● **Exercise**: Using the records below, report how many lines hold "name", with no extra text.
○ ○ ○ ○
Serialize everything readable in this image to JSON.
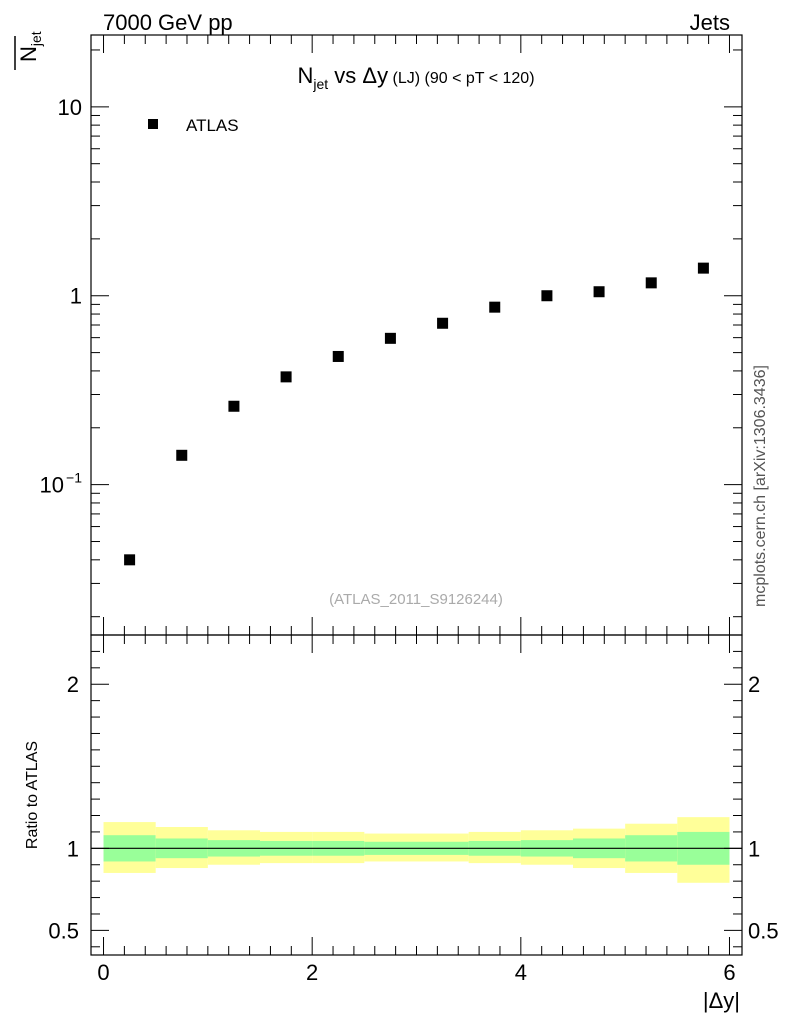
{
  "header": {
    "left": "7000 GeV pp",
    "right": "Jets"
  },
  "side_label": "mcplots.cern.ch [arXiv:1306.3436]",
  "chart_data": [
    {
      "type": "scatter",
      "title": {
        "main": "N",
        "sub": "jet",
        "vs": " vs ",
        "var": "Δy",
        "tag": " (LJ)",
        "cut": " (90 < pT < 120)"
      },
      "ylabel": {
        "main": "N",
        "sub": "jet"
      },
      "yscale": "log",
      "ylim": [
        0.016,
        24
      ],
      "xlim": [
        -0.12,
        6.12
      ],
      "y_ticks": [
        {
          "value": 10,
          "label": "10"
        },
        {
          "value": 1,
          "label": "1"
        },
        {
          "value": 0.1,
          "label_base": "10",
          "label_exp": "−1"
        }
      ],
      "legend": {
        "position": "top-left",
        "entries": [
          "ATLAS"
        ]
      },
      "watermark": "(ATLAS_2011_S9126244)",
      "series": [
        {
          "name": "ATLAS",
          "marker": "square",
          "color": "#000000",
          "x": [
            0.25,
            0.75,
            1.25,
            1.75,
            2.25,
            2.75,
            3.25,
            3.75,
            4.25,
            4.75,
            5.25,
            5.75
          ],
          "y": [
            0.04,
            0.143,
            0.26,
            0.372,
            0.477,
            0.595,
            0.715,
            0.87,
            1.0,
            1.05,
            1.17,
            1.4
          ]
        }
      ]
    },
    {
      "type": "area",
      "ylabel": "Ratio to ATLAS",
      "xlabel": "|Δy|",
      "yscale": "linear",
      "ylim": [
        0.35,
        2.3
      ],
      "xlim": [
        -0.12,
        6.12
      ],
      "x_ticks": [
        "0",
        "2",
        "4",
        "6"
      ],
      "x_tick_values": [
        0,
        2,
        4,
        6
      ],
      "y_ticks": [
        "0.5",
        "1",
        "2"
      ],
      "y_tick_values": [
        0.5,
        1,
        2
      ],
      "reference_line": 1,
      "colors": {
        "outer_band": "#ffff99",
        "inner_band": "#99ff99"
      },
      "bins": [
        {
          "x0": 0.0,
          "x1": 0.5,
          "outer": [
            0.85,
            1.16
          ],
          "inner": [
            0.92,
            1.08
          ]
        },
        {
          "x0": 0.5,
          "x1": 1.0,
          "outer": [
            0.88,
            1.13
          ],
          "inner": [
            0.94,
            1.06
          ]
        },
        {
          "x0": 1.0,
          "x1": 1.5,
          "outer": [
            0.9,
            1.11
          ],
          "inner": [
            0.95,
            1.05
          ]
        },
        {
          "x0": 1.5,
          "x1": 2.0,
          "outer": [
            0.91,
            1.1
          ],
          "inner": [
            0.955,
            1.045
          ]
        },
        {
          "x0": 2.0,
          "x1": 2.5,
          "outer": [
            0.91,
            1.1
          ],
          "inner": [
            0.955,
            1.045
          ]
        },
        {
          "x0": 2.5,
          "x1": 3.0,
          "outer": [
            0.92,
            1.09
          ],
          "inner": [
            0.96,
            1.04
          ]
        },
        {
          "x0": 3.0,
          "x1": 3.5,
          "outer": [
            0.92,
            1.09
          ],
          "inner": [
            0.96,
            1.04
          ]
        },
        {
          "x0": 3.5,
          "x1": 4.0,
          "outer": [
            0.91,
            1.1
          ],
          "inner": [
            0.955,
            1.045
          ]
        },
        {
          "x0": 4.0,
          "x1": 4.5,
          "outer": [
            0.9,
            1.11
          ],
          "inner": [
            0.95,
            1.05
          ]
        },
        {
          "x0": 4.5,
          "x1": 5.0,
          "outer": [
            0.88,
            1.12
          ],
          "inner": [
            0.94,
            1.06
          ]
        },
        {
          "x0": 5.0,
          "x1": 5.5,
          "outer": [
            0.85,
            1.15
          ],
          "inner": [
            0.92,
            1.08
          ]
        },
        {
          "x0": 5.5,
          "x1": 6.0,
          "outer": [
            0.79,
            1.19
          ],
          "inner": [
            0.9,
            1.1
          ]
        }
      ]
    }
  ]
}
○ ○ ○ ○
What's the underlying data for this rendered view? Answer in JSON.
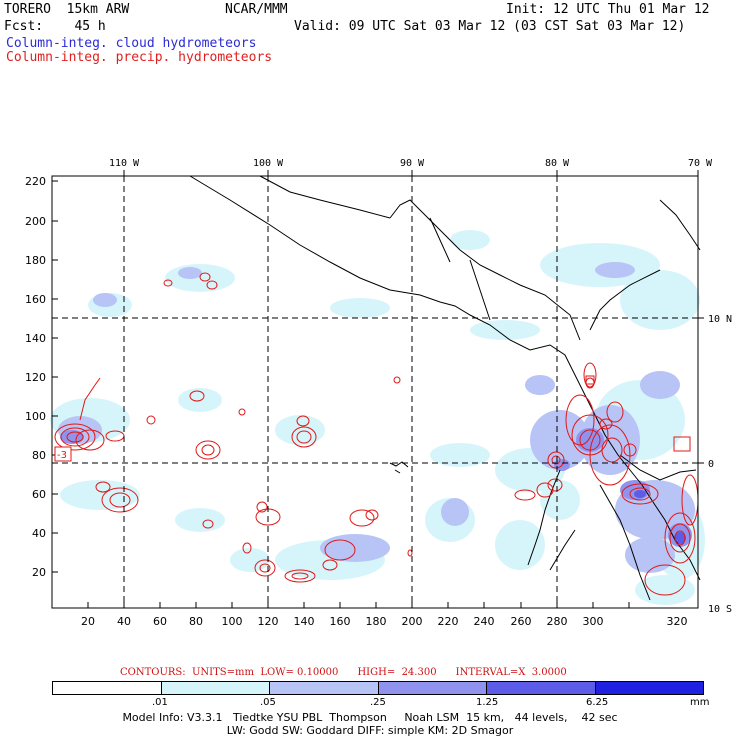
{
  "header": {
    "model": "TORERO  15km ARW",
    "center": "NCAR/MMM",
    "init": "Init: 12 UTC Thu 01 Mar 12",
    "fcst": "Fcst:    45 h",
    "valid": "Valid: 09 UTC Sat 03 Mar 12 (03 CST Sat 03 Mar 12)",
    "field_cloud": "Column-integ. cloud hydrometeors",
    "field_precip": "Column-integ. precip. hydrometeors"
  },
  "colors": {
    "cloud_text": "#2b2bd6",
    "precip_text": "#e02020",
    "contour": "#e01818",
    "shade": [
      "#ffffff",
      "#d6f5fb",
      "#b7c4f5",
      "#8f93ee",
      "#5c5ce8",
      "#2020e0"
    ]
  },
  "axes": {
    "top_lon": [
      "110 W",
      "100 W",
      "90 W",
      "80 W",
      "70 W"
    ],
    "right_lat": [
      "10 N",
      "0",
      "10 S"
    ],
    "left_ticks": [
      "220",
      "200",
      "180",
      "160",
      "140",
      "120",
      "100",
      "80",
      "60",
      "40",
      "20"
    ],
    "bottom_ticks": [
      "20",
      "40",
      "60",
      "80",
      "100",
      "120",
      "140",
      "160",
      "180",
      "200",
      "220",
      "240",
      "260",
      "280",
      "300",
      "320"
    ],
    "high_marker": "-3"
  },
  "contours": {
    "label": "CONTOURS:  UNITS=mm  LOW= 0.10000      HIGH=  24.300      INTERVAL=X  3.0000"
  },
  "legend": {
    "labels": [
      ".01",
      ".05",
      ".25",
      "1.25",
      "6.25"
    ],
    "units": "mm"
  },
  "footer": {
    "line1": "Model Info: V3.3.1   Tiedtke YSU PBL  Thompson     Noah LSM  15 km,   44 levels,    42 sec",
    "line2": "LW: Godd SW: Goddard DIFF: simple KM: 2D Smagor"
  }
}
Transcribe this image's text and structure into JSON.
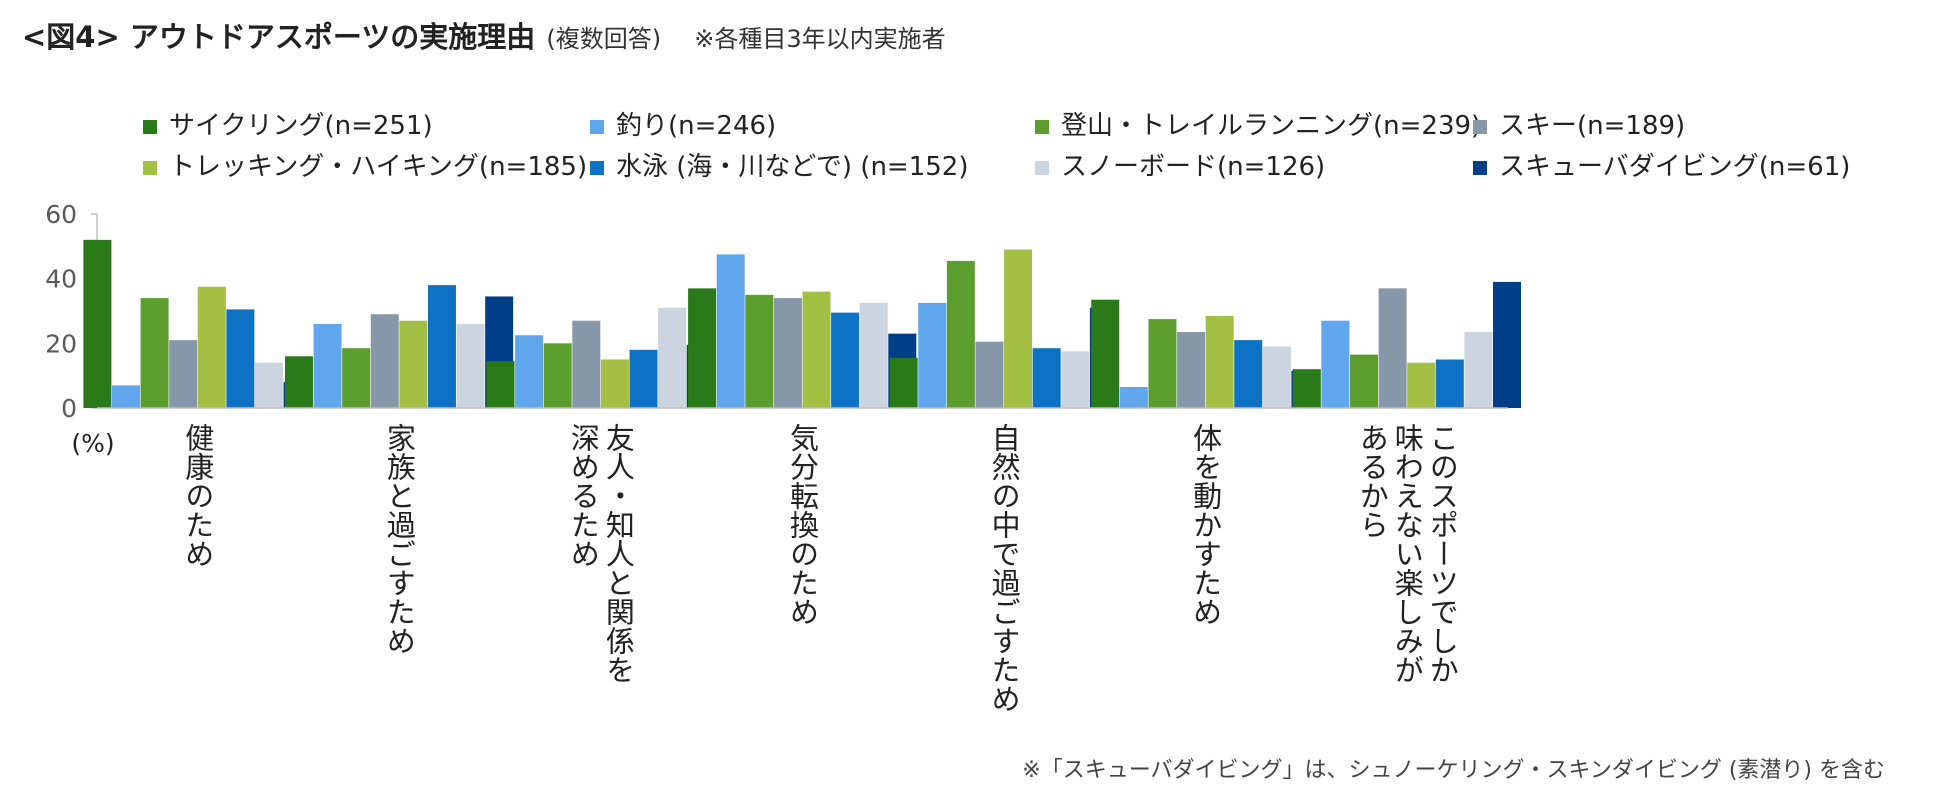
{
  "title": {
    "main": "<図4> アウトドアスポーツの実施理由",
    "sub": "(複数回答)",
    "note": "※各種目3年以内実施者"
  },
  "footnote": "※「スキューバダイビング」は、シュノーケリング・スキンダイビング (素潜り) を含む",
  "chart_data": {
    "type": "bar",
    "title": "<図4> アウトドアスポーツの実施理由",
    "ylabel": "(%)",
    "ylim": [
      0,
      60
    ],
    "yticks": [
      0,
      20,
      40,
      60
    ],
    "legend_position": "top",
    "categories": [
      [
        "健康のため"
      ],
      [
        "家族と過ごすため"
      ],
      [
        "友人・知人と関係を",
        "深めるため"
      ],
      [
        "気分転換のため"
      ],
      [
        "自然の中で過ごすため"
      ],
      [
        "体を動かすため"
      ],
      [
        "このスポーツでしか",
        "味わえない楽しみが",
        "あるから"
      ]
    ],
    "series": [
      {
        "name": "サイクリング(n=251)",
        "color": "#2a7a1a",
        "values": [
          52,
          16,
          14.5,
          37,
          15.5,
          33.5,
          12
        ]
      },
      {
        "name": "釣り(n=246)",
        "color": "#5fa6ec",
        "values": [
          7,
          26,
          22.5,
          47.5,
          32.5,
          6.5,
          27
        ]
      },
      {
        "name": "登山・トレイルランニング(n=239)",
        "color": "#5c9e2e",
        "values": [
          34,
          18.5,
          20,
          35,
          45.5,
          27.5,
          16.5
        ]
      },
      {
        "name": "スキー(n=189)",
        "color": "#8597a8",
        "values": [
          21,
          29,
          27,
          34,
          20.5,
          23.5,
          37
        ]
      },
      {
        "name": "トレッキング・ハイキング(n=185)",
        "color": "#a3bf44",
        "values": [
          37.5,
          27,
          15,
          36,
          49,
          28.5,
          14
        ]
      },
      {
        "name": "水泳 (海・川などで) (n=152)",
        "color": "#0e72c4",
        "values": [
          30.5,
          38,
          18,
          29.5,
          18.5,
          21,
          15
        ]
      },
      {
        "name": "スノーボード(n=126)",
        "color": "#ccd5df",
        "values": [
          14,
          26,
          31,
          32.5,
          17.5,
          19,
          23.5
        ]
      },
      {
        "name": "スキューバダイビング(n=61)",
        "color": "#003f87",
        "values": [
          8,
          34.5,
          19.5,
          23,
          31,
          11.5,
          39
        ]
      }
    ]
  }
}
○ ○ ○ ○
● **Reply to the exercise**: 9